Task brief>
Render every entry verbatim.

Data for this task>
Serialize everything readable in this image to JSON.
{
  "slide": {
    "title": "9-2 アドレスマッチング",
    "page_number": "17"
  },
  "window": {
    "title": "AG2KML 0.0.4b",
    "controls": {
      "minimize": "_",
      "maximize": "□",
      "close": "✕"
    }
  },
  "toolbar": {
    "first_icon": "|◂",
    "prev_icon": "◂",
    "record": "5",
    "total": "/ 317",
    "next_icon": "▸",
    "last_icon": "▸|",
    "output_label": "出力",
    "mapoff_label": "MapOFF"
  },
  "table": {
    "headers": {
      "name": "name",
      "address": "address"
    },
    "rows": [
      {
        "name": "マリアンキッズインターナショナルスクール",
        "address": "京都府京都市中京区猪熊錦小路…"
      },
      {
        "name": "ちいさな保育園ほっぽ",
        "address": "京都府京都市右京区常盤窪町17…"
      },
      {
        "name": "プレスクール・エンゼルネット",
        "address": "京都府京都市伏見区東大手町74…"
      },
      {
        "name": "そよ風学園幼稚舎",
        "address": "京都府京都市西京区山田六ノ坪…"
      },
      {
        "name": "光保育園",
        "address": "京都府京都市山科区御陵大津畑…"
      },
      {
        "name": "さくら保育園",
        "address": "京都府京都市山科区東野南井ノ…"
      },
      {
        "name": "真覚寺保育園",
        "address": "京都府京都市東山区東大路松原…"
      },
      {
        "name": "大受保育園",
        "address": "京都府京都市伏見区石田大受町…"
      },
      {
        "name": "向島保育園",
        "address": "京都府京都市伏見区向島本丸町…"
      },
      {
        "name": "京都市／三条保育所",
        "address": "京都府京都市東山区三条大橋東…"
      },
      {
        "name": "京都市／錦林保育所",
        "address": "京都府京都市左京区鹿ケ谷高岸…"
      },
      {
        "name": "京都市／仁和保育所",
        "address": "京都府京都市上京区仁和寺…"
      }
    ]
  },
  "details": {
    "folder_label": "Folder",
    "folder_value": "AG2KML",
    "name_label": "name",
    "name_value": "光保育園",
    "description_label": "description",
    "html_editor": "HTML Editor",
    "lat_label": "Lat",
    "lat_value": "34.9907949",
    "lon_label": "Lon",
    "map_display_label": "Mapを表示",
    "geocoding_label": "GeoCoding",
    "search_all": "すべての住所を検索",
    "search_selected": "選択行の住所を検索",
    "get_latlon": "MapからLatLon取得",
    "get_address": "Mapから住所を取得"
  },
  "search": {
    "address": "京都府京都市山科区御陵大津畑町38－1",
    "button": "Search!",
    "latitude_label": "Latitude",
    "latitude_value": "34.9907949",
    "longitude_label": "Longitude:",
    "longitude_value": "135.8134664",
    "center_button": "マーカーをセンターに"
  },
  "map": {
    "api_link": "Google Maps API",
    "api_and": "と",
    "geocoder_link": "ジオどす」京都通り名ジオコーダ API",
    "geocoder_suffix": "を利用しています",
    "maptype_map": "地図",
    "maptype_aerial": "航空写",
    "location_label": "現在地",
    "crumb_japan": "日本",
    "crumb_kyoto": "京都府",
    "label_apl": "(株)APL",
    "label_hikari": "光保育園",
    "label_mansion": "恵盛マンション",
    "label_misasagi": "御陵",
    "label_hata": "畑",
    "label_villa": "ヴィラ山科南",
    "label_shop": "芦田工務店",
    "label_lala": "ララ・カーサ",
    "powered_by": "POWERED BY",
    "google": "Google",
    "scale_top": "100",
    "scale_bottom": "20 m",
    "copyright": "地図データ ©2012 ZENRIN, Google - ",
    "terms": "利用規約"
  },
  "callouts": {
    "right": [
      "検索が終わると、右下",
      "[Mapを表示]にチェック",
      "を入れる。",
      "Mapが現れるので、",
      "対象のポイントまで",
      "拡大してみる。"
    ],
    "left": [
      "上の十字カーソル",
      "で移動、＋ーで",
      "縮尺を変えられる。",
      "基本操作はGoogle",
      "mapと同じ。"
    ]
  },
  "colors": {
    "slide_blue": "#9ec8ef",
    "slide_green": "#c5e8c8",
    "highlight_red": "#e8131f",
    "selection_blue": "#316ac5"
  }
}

Result of the task>
Serialize everything readable in this image to JSON.
{
  "slide": {
    "title": "9-2 アドレスマッチング",
    "page_number": "17"
  },
  "window": {
    "title": "AG2KML 0.0.4b",
    "controls": {
      "minimize": "_",
      "maximize": "□",
      "close": "✕"
    }
  },
  "toolbar": {
    "first_icon": "|◂",
    "prev_icon": "◂",
    "record": "5",
    "total": "/ 317",
    "next_icon": "▸",
    "last_icon": "▸|",
    "output_label": "出力",
    "mapoff_label": "MapOFF"
  },
  "table": {
    "headers": {
      "name": "name",
      "address": "address"
    },
    "rows": [
      {
        "name": "マリアンキッズインターナショナルスクール",
        "address": "京都府京都市中京区猪熊錦小路…"
      },
      {
        "name": "ちいさな保育園ほっぽ",
        "address": "京都府京都市右京区常盤窪町17…"
      },
      {
        "name": "プレスクール・エンゼルネット",
        "address": "京都府京都市伏見区東大手町74…"
      },
      {
        "name": "そよ風学園幼稚舎",
        "address": "京都府京都市西京区山田六ノ坪…"
      },
      {
        "name": "光保育園",
        "address": "京都府京都市山科区御陵大津畑…"
      },
      {
        "name": "さくら保育園",
        "address": "京都府京都市山科区東野南井ノ…"
      },
      {
        "name": "真覚寺保育園",
        "address": "京都府京都市東山区東大路松原…"
      },
      {
        "name": "大受保育園",
        "address": "京都府京都市伏見区石田大受町…"
      },
      {
        "name": "向島保育園",
        "address": "京都府京都市伏見区向島本丸町…"
      },
      {
        "name": "京都市／三条保育所",
        "address": "京都府京都市東山区三条大橋東…"
      },
      {
        "name": "京都市／錦林保育所",
        "address": "京都府京都市左京区鹿ケ谷高岸…"
      },
      {
        "name": "京都市／仁和保育所",
        "address": "京都府京都市上京区仁和寺…"
      }
    ]
  },
  "details": {
    "folder_label": "Folder",
    "folder_value": "AG2KML",
    "name_label": "name",
    "name_value": "光保育園",
    "description_label": "description",
    "html_editor": "HTML Editor",
    "lat_label": "Lat",
    "lat_value": "34.9907949",
    "lon_label": "Lon",
    "map_display_label": "Mapを表示",
    "geocoding_label": "GeoCoding",
    "search_all": "すべての住所を検索",
    "search_selected": "選択行の住所を検索",
    "get_latlon": "MapからLatLon取得",
    "get_address": "Mapから住所を取得"
  },
  "search": {
    "address": "京都府京都市山科区御陵大津畑町38－1",
    "button": "Search!",
    "latitude_label": "Latitude",
    "latitude_value": "34.9907949",
    "longitude_label": "Longitude:",
    "longitude_value": "135.8134664",
    "center_button": "マーカーをセンターに"
  },
  "map": {
    "api_link": "Google Maps API",
    "api_and": "と",
    "geocoder_link": "ジオどす」京都通り名ジオコーダ API",
    "geocoder_suffix": "を利用しています",
    "maptype_map": "地図",
    "maptype_aerial": "航空写",
    "location_label": "現在地",
    "crumb_japan": "日本",
    "crumb_kyoto": "京都府",
    "label_apl": "(株)APL",
    "label_hikari": "光保育園",
    "label_mansion": "恵盛マンション",
    "label_misasagi": "御陵",
    "label_hata": "畑",
    "label_villa": "ヴィラ山科南",
    "label_shop": "芦田工務店",
    "label_lala": "ララ・カーサ",
    "powered_by": "POWERED BY",
    "google": "Google",
    "scale_top": "100",
    "scale_bottom": "20 m",
    "copyright": "地図データ ©2012 ZENRIN, Google - ",
    "terms": "利用規約"
  },
  "callouts": {
    "right": [
      "検索が終わると、右下",
      "[Mapを表示]にチェック",
      "を入れる。",
      "Mapが現れるので、",
      "対象のポイントまで",
      "拡大してみる。"
    ],
    "left": [
      "上の十字カーソル",
      "で移動、＋ーで",
      "縮尺を変えられる。",
      "基本操作はGoogle",
      "mapと同じ。"
    ]
  },
  "colors": {
    "slide_blue": "#9ec8ef",
    "slide_green": "#c5e8c8",
    "highlight_red": "#e8131f",
    "selection_blue": "#316ac5"
  }
}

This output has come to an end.